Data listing
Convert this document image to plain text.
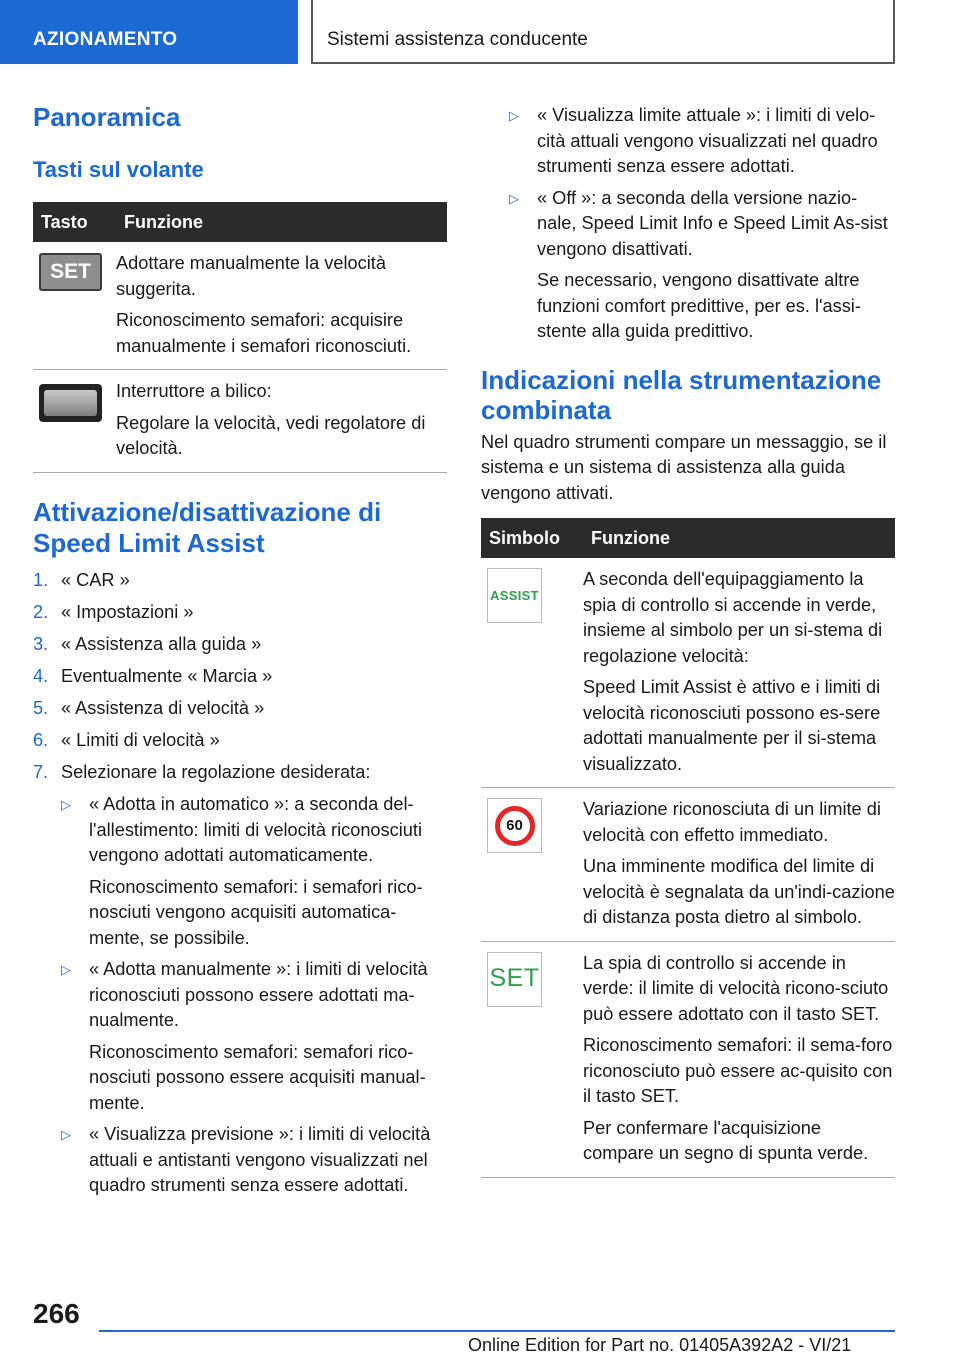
AZIONAMENTO	Sistemi assistenza conducente
Panoramica
Tasti sul volante
Tasto	Funzione

SET	Adottare manualmente la velocità suggerita.

Riconoscimento semafori: acquisire manualmente i semafori riconosciuti.

	Interruttore a bilico:

Regolare la velocità, vedi regolatore di velocità.

Attivazione/disattivazione di Speed Limit Assist
1. « CAR »
2. « Impostazioni »
3. « Assistenza alla guida »
4. Eventualmente « Marcia »
5. « Assistenza di velocità »
6. « Limiti di velocità »
7. Selezionare la regolazione desiderata:
▷ « Adotta in automatico »: a seconda del-l'allestimento: limiti di velocità riconosciuti vengono adottati automaticamente.

Riconoscimento semafori: i semafori rico-nosciuti vengono acquisiti automatica-mente, se possibile.

▷ « Adotta manualmente »: i limiti di velocità riconosciuti possono essere adottati ma-nualmente.

Riconoscimento semafori: semafori rico-nosciuti possono essere acquisiti manual-mente.

▷ « Visualizza previsione »: i limiti di velocità attuali e antistanti vengono visualizzati nel quadro strumenti senza essere adottati.

▷ « Visualizza limite attuale »: i limiti di velo-cità attuali vengono visualizzati nel quadro strumenti senza essere adottati.

▷ « Off »: a seconda della versione nazio-nale, Speed Limit Info e Speed Limit As-sist vengono disattivati.

Se necessario, vengono disattivate altre funzioni comfort predittive, per es. l'assi-stente alla guida predittivo.

Indicazioni nella strumentazione combinata

Nel quadro strumenti compare un messaggio, se il sistema e un sistema di assistenza alla guida vengono attivati.

Simbolo	Funzione

ASSIST	A seconda dell'equipaggiamento la spia di controllo si accende in verde, insieme al simbolo per un si-stema di regolazione velocità:

Speed Limit Assist è attivo e i limiti di velocità riconosciuti possono es-sere adottati manualmente per il si-stema visualizzato.

60	Variazione riconosciuta di un limite di velocità con effetto immediato.

Una imminente modifica del limite di velocità è segnalata da un'indi-cazione di distanza posta dietro al simbolo.

SET	La spia di controllo si accende in verde: il limite di velocità ricono-sciuto può essere adottato con il tasto SET.

Riconoscimento semafori: il sema-foro riconosciuto può essere ac-quisito con il tasto SET.

Per confermare l'acquisizione compare un segno di spunta verde.

266
Online Edition for Part no. 01405A392A2 - VI/21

DESCRIPTION OF THE TASK: The data above needs to be retyped exactly, with the images left out.

SOLUTION FOR THIS EXERCISE:
Convert this document image to plain text.
AZIONAMENTO	Sistemi assistenza conducente
Panoramica
Tasti sul volante
Tasto	Funzione

SET	Adottare manualmente la velocità suggerita.

Riconoscimento semafori: acquisire manualmente i semafori riconosciuti.

	Interruttore a bilico:

Regolare la velocità, vedi regolatore di velocità.

Attivazione/disattivazione di Speed Limit Assist
1. « CAR »
2. « Impostazioni »
3. « Assistenza alla guida »
4. Eventualmente « Marcia »
5. « Assistenza di velocità »
6. « Limiti di velocità »
7. Selezionare la regolazione desiderata:
▷ « Adotta in automatico »: a seconda del-l'allestimento: limiti di velocità riconosciuti vengono adottati automaticamente.

Riconoscimento semafori: i semafori rico-nosciuti vengono acquisiti automatica-mente, se possibile.

▷ « Adotta manualmente »: i limiti di velocità riconosciuti possono essere adottati ma-nualmente.

Riconoscimento semafori: semafori rico-nosciuti possono essere acquisiti manual-mente.

▷ « Visualizza previsione »: i limiti di velocità attuali e antistanti vengono visualizzati nel quadro strumenti senza essere adottati.

▷ « Visualizza limite attuale »: i limiti di velo-cità attuali vengono visualizzati nel quadro strumenti senza essere adottati.

▷ « Off »: a seconda della versione nazio-nale, Speed Limit Info e Speed Limit As-sist vengono disattivati.

Se necessario, vengono disattivate altre funzioni comfort predittive, per es. l'assi-stente alla guida predittivo.

Indicazioni nella strumentazione combinata

Nel quadro strumenti compare un messaggio, se il sistema e un sistema di assistenza alla guida vengono attivati.

Simbolo	Funzione

ASSIST	A seconda dell'equipaggiamento la spia di controllo si accende in verde, insieme al simbolo per un si-stema di regolazione velocità:

Speed Limit Assist è attivo e i limiti di velocità riconosciuti possono es-sere adottati manualmente per il si-stema visualizzato.

60	Variazione riconosciuta di un limite di velocità con effetto immediato.

Una imminente modifica del limite di velocità è segnalata da un'indi-cazione di distanza posta dietro al simbolo.

SET	La spia di controllo si accende in verde: il limite di velocità ricono-sciuto può essere adottato con il tasto SET.

Riconoscimento semafori: il sema-foro riconosciuto può essere ac-quisito con il tasto SET.

Per confermare l'acquisizione compare un segno di spunta verde.

266
Online Edition for Part no. 01405A392A2 - VI/21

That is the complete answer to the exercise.